## YOUR GOAL
How many lines in the listing below include the word "JSON"? Answer with the number and nothing else.

Figure contents as structured data

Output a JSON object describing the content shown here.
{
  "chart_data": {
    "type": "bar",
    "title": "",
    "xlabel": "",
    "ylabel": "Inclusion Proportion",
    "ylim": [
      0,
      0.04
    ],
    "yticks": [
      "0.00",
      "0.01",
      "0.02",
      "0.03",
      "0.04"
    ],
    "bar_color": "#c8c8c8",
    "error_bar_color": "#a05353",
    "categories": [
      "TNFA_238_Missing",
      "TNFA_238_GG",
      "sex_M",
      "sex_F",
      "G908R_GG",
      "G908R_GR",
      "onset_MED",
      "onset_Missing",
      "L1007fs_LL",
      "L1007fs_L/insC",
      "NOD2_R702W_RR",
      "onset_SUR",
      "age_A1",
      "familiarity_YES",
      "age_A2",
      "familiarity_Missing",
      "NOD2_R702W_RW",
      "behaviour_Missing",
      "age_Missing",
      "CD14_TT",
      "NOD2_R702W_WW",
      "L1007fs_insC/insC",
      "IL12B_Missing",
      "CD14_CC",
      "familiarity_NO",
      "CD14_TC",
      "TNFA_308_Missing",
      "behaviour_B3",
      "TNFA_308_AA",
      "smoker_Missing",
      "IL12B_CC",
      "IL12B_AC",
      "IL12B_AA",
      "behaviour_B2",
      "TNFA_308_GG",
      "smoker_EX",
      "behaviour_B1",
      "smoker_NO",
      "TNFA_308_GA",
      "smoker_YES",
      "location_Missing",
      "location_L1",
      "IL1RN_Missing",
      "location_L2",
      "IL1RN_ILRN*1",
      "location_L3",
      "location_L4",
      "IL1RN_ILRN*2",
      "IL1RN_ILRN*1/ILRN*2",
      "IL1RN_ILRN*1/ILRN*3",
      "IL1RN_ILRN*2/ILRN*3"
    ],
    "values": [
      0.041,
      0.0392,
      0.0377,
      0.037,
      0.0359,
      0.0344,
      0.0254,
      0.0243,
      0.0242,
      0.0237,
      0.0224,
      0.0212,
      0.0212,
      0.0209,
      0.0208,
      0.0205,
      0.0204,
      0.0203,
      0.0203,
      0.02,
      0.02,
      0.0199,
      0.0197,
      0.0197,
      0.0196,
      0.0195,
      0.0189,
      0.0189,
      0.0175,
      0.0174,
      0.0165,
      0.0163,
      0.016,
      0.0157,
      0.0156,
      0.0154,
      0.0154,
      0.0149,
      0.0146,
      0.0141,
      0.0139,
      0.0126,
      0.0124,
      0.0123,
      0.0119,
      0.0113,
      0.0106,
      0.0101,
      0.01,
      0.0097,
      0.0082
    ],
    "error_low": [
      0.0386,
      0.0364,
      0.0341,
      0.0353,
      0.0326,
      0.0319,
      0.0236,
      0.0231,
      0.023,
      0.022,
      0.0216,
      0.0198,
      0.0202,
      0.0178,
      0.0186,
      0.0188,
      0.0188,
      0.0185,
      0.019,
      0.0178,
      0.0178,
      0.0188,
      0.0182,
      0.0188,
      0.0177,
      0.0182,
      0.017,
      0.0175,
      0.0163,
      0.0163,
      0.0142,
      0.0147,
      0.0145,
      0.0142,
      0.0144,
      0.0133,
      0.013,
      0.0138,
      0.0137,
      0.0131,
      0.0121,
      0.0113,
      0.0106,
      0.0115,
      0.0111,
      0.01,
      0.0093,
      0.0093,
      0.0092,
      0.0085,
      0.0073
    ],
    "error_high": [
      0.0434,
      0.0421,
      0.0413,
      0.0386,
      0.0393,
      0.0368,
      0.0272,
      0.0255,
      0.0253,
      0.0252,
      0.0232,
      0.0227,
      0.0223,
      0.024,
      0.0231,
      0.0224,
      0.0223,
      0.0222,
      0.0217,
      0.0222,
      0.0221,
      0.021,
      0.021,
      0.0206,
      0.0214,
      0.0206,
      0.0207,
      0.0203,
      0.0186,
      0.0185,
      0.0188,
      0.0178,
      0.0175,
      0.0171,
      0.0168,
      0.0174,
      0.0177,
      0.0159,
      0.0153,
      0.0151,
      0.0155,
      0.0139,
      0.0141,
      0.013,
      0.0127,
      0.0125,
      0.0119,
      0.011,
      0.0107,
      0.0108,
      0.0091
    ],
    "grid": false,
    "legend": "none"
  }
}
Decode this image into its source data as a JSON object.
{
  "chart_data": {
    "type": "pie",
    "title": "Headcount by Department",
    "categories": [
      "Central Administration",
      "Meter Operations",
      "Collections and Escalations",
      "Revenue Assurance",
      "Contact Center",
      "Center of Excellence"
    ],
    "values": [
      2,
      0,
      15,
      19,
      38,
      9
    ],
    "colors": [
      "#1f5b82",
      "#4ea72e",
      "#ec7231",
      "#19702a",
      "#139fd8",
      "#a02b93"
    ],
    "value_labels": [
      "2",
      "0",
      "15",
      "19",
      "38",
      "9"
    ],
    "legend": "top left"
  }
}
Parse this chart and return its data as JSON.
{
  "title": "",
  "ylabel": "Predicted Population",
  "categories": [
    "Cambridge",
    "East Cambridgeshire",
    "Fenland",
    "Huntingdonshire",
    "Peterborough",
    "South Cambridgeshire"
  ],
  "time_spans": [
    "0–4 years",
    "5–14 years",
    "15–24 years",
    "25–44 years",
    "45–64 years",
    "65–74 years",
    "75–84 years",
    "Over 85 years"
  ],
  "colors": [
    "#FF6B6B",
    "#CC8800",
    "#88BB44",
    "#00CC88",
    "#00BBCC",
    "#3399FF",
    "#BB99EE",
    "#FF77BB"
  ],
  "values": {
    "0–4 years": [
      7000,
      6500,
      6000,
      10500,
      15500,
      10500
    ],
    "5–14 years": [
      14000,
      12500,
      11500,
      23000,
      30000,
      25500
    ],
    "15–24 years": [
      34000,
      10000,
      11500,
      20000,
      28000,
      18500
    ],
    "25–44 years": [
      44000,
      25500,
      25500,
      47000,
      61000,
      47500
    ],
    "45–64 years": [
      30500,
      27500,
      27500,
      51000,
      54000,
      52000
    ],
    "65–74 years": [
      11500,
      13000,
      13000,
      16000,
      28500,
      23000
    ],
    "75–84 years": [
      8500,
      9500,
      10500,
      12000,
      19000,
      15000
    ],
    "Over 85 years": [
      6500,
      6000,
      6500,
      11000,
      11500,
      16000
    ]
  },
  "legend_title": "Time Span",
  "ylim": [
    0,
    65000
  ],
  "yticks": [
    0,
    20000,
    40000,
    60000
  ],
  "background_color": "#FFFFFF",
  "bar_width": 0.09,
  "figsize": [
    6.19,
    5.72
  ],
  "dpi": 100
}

## SOLUTION TO THIS PROBLEM
3